### Data shown ###
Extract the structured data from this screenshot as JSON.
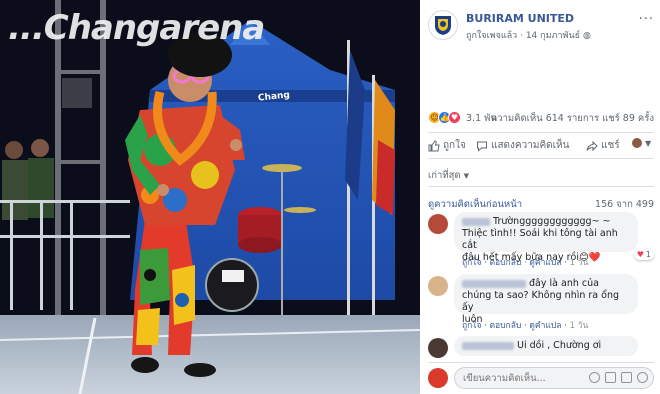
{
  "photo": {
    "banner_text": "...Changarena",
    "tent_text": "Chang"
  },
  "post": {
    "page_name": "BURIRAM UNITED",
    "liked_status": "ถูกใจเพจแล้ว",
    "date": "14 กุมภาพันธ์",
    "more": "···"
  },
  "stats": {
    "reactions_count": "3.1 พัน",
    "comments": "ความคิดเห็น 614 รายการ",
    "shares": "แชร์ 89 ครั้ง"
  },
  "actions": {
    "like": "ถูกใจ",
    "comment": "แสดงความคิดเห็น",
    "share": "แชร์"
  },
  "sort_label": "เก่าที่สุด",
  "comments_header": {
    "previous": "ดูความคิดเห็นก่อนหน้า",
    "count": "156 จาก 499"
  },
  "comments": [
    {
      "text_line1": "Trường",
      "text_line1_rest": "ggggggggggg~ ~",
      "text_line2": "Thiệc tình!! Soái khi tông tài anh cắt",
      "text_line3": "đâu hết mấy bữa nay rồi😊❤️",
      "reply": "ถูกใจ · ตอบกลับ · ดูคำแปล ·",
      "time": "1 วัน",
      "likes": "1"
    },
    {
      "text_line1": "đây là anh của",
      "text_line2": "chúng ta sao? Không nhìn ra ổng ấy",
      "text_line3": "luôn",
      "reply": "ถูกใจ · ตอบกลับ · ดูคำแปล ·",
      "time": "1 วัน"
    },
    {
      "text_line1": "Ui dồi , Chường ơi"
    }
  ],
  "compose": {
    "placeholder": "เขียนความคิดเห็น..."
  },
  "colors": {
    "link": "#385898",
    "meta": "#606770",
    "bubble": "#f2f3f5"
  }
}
###
Each record should be quoted exactly, with the images omitted.

Extract the structured data from this screenshot as JSON.
{
  "photo": {
    "banner_text": "...Changarena",
    "tent_text": "Chang"
  },
  "post": {
    "page_name": "BURIRAM UNITED",
    "liked_status": "ถูกใจเพจแล้ว",
    "date": "14 กุมภาพันธ์",
    "more": "···"
  },
  "stats": {
    "reactions_count": "3.1 พัน",
    "comments": "ความคิดเห็น 614 รายการ",
    "shares": "แชร์ 89 ครั้ง"
  },
  "actions": {
    "like": "ถูกใจ",
    "comment": "แสดงความคิดเห็น",
    "share": "แชร์"
  },
  "sort_label": "เก่าที่สุด",
  "comments_header": {
    "previous": "ดูความคิดเห็นก่อนหน้า",
    "count": "156 จาก 499"
  },
  "comments": [
    {
      "text_line1": "Trường",
      "text_line1_rest": "ggggggggggg~ ~",
      "text_line2": "Thiệc tình!! Soái khi tông tài anh cắt",
      "text_line3": "đâu hết mấy bữa nay rồi😊❤️",
      "reply": "ถูกใจ · ตอบกลับ · ดูคำแปล ·",
      "time": "1 วัน",
      "likes": "1"
    },
    {
      "text_line1": "đây là anh của",
      "text_line2": "chúng ta sao? Không nhìn ra ổng ấy",
      "text_line3": "luôn",
      "reply": "ถูกใจ · ตอบกลับ · ดูคำแปล ·",
      "time": "1 วัน"
    },
    {
      "text_line1": "Ui dồi , Chường ơi"
    }
  ],
  "compose": {
    "placeholder": "เขียนความคิดเห็น..."
  },
  "colors": {
    "link": "#385898",
    "meta": "#606770",
    "bubble": "#f2f3f5"
  }
}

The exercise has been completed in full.